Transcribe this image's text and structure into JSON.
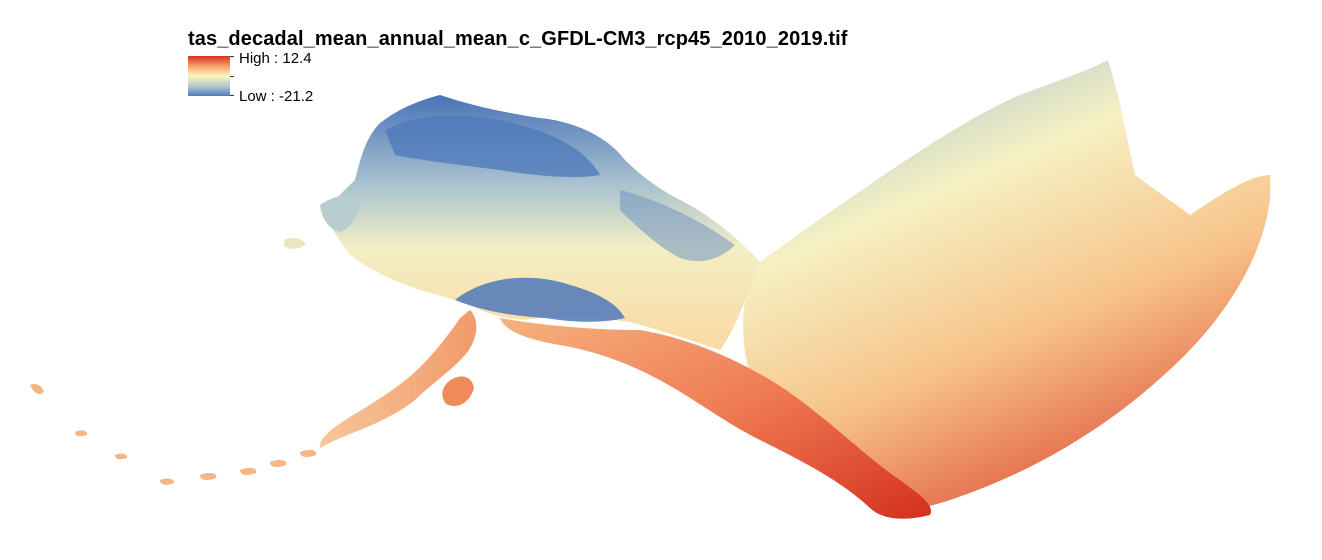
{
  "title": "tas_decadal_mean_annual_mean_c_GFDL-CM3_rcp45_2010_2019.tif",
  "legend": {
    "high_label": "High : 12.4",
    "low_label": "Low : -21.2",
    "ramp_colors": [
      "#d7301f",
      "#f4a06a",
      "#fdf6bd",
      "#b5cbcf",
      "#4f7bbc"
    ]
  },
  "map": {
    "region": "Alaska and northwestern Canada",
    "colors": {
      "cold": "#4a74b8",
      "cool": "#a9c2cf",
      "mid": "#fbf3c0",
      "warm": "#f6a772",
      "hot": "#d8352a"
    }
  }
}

• • • •

STATED TASK. Transcribe the complete set of entries verbatim. No pictures belong in the copy.

ANSWER TO THE TASK.
Transcribe this image's text and structure into JSON.
{
  "title": "tas_decadal_mean_annual_mean_c_GFDL-CM3_rcp45_2010_2019.tif",
  "legend": {
    "high_label": "High : 12.4",
    "low_label": "Low : -21.2",
    "ramp_colors": [
      "#d7301f",
      "#f4a06a",
      "#fdf6bd",
      "#b5cbcf",
      "#4f7bbc"
    ]
  },
  "map": {
    "region": "Alaska and northwestern Canada",
    "colors": {
      "cold": "#4a74b8",
      "cool": "#a9c2cf",
      "mid": "#fbf3c0",
      "warm": "#f6a772",
      "hot": "#d8352a"
    }
  }
}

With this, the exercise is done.